> Short problem
Search the material for the word "Hôpital" and copy each line that holds it.

> Record list
- - -
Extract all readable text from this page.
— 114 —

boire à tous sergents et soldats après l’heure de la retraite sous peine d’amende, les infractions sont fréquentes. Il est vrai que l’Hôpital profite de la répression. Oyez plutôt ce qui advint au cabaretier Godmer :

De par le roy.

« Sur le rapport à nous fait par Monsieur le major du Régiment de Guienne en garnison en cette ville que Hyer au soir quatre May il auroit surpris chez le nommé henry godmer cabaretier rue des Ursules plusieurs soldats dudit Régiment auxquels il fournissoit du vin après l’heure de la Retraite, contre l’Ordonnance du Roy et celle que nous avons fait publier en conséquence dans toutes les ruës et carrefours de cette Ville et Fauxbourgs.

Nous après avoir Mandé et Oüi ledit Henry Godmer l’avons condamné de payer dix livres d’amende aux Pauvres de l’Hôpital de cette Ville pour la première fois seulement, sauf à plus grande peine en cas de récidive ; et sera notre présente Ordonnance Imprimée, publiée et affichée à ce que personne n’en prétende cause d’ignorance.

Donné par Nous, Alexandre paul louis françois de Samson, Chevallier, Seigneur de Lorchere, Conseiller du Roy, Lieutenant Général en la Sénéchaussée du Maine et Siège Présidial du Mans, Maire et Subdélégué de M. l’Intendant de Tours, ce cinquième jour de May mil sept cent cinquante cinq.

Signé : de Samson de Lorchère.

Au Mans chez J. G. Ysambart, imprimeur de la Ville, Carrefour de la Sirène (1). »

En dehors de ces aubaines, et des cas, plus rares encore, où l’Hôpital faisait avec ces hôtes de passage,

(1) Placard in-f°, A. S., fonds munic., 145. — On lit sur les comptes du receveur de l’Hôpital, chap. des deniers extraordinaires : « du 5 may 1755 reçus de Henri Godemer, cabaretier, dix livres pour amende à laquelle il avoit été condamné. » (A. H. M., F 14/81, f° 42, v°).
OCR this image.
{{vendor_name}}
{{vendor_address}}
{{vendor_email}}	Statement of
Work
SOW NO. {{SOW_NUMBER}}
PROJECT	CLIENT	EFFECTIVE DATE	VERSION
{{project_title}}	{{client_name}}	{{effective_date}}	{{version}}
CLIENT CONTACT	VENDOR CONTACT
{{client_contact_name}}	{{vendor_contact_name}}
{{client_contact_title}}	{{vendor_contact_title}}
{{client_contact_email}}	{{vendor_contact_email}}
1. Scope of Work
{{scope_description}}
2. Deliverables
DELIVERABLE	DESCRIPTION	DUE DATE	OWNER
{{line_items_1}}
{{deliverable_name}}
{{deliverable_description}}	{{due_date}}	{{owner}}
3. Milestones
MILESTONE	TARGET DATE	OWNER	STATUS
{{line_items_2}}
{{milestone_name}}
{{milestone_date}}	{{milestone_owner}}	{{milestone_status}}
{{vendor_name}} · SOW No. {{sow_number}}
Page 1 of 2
- - -
> Response
boire à tous sergents et soldats après l’heure de la retraite sous peine d’amende, les infractions sont fréquentes. Il est vrai que l’Hôpital profite de la répression. Oyez plutôt ce qui advint au cabaretier Godmer :
Nous après avoir Mandé et Oüi ledit Henry Godmer l’avons condamné de payer dix livres d’amende aux Pauvres de l’Hôpital de cette Ville pour la première fois seulement, sauf à plus grande peine en cas de récidive ; et sera notre présente Ordonnance Imprimée, publiée et affichée à ce que personne n’en prétende cause d’ignorance.
En dehors de ces aubaines, et des cas, plus rares encore, où l’Hôpital faisait avec ces hôtes de passage,
(1) Placard in-f°, A. S., fonds munic., 145. — On lit sur les comptes du receveur de l’Hôpital, chap. des deniers extraordinaires : « du 5 may 1755 reçus de Henri Godemer, cabaretier, dix livres pour amende à laquelle il avoit été condamné. » (A. H. M., F 14/81, f° 42, v°).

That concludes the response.